Excerpts from a figure dataset:
* start *

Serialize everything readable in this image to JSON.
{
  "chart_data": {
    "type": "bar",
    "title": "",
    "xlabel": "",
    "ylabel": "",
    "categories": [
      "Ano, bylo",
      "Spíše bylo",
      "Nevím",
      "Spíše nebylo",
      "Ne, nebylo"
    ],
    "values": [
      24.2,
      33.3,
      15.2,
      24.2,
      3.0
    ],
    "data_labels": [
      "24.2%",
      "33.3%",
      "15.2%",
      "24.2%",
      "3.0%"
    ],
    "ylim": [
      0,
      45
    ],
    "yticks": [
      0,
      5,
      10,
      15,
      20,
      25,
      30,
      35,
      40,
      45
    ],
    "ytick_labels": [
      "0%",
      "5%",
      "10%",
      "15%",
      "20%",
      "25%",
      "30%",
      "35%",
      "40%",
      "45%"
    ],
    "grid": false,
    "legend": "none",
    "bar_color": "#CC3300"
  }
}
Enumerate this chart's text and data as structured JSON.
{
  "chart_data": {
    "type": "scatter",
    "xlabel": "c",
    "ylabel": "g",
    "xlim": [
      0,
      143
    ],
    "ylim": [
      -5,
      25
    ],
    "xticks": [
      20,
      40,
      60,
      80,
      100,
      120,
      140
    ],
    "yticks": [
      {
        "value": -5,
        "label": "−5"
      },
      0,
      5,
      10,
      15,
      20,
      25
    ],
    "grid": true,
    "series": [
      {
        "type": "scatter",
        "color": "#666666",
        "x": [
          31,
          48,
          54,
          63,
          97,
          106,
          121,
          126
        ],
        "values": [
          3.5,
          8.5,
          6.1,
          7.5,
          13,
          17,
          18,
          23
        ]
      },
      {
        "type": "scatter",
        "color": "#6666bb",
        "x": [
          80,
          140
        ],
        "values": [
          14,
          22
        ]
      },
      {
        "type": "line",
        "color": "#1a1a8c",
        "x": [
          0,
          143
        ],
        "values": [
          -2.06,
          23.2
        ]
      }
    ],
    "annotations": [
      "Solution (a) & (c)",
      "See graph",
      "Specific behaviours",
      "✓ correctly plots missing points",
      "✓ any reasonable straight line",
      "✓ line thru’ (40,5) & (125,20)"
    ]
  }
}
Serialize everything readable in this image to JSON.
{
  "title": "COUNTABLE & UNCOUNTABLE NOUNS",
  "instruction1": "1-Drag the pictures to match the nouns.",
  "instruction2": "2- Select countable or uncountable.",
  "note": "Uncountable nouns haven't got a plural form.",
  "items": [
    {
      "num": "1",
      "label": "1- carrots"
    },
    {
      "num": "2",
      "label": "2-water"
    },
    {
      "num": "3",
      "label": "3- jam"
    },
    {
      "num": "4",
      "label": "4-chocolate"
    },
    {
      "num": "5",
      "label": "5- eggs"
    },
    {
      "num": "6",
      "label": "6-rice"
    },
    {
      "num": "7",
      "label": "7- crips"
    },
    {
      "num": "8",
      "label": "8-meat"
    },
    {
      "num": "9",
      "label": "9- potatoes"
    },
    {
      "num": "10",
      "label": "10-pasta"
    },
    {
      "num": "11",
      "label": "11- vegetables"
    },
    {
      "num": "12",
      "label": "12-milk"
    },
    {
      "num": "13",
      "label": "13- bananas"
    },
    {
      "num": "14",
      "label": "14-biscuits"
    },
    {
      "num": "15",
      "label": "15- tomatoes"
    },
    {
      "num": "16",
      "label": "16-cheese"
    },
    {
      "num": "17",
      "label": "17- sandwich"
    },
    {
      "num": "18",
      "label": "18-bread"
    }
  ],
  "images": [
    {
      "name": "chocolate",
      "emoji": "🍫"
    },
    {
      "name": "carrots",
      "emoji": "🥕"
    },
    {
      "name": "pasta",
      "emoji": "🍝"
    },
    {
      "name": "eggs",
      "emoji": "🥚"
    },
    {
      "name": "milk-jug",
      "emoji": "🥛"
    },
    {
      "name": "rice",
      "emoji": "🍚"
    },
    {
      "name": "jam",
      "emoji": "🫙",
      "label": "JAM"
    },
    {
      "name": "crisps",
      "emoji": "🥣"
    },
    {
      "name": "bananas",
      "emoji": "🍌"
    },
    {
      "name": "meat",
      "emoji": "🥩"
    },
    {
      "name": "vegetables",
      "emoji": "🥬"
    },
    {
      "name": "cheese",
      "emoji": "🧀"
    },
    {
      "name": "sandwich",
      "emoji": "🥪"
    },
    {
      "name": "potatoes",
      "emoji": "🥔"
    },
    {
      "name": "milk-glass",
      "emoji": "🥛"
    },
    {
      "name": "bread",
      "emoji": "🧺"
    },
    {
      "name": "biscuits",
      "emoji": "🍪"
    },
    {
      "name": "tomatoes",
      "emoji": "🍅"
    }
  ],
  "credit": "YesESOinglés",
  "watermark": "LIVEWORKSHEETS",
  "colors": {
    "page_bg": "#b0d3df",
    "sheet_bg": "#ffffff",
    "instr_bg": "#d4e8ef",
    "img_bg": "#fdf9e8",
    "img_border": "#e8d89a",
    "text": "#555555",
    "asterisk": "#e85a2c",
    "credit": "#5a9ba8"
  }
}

* end *

** Goal **
All lines above with "milk" in them should be returned.

** Problem solution **
      "label": "12-milk"
      "name": "milk-jug",
      "name": "milk-glass",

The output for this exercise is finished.